→ Your objective
Copy all lines holding the word "venue" from the entries.

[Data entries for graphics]
____

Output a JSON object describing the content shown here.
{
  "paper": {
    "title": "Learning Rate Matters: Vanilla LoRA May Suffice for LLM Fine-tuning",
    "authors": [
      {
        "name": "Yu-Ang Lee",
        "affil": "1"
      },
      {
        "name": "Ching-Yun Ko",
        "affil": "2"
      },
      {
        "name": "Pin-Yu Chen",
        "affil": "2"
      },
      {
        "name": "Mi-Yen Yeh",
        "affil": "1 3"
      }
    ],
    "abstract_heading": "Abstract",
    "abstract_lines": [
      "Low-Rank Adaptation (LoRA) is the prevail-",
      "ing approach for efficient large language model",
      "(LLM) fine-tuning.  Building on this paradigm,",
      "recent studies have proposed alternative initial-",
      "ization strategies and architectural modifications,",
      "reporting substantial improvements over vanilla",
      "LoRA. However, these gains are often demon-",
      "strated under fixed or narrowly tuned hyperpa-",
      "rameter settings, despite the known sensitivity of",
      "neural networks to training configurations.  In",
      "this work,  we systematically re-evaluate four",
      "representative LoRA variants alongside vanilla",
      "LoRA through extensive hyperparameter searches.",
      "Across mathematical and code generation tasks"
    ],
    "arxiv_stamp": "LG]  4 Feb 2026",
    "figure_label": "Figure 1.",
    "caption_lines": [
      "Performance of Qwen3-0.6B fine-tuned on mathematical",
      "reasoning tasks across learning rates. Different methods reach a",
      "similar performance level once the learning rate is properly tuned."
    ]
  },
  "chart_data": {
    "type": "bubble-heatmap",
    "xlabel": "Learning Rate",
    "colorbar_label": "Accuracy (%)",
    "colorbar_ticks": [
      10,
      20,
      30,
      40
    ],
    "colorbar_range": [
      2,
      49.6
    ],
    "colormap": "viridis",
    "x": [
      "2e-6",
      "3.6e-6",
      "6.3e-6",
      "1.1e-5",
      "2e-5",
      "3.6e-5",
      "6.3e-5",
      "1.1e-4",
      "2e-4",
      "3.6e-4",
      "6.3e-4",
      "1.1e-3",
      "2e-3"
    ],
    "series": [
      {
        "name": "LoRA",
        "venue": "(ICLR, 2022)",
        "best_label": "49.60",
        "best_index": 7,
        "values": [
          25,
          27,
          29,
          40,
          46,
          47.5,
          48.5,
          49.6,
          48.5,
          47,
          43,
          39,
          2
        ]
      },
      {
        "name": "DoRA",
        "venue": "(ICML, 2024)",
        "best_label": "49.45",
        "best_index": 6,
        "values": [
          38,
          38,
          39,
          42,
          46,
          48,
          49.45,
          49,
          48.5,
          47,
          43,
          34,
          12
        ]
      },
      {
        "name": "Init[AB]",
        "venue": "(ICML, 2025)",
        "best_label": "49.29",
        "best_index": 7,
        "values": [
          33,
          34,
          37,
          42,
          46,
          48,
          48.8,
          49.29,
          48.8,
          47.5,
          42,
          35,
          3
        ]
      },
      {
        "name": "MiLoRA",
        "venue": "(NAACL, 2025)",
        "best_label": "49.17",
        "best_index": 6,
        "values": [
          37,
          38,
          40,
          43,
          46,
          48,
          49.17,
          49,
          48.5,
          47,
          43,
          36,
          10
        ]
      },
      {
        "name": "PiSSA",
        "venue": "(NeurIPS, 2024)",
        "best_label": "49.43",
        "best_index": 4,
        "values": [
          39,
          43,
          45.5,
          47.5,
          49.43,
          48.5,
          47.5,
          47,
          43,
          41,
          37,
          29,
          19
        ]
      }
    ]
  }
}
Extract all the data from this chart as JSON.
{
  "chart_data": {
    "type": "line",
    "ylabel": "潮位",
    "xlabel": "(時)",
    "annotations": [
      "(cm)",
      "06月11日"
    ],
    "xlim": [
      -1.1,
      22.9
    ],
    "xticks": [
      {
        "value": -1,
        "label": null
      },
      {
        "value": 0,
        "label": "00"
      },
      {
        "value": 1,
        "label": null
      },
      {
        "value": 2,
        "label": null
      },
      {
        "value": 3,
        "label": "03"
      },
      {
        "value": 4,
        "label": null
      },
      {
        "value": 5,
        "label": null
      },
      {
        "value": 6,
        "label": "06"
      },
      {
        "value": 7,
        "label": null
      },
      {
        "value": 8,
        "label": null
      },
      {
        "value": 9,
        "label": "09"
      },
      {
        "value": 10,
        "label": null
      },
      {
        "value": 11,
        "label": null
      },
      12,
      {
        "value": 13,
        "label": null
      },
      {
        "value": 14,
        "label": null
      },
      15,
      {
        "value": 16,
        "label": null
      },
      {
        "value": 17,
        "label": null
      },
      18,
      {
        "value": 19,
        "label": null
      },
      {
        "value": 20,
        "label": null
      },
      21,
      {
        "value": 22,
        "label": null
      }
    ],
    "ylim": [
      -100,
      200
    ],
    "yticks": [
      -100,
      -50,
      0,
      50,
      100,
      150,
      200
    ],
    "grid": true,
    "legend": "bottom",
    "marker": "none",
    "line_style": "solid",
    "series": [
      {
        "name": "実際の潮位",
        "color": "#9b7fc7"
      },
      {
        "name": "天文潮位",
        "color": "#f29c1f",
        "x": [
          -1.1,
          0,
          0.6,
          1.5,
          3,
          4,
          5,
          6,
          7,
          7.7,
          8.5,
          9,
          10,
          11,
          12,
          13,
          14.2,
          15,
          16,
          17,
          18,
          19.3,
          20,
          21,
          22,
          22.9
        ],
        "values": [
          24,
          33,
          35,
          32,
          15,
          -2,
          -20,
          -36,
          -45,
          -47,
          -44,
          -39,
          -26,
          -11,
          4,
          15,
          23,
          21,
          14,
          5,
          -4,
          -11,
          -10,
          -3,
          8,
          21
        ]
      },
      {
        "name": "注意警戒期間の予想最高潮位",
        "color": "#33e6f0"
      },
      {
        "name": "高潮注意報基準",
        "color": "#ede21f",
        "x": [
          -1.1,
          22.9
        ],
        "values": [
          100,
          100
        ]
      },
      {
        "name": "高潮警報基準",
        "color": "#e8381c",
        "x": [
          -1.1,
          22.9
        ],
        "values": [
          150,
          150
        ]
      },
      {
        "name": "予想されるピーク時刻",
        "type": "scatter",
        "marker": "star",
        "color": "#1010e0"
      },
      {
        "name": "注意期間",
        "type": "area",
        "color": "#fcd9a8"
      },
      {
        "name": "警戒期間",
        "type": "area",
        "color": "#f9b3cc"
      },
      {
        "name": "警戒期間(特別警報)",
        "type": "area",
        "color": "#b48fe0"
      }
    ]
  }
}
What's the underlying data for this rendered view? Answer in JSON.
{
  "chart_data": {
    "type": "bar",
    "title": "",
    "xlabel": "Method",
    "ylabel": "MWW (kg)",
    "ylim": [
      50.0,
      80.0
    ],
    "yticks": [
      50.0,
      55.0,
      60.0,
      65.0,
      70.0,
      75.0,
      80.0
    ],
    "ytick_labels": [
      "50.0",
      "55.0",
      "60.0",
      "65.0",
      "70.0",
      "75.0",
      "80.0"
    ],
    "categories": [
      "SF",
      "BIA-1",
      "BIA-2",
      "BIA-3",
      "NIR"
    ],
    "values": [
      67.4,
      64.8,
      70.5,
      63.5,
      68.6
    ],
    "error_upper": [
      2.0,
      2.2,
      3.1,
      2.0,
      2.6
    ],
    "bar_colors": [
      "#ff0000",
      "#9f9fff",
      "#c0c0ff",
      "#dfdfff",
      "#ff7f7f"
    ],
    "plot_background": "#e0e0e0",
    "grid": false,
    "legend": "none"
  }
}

____

→ Exercise solution
        "venue": "(ICLR, 2022)",
        "venue": "(ICML, 2024)",
        "venue": "(ICML, 2025)",
        "venue": "(NAACL, 2025)",
        "venue": "(NeurIPS, 2024)",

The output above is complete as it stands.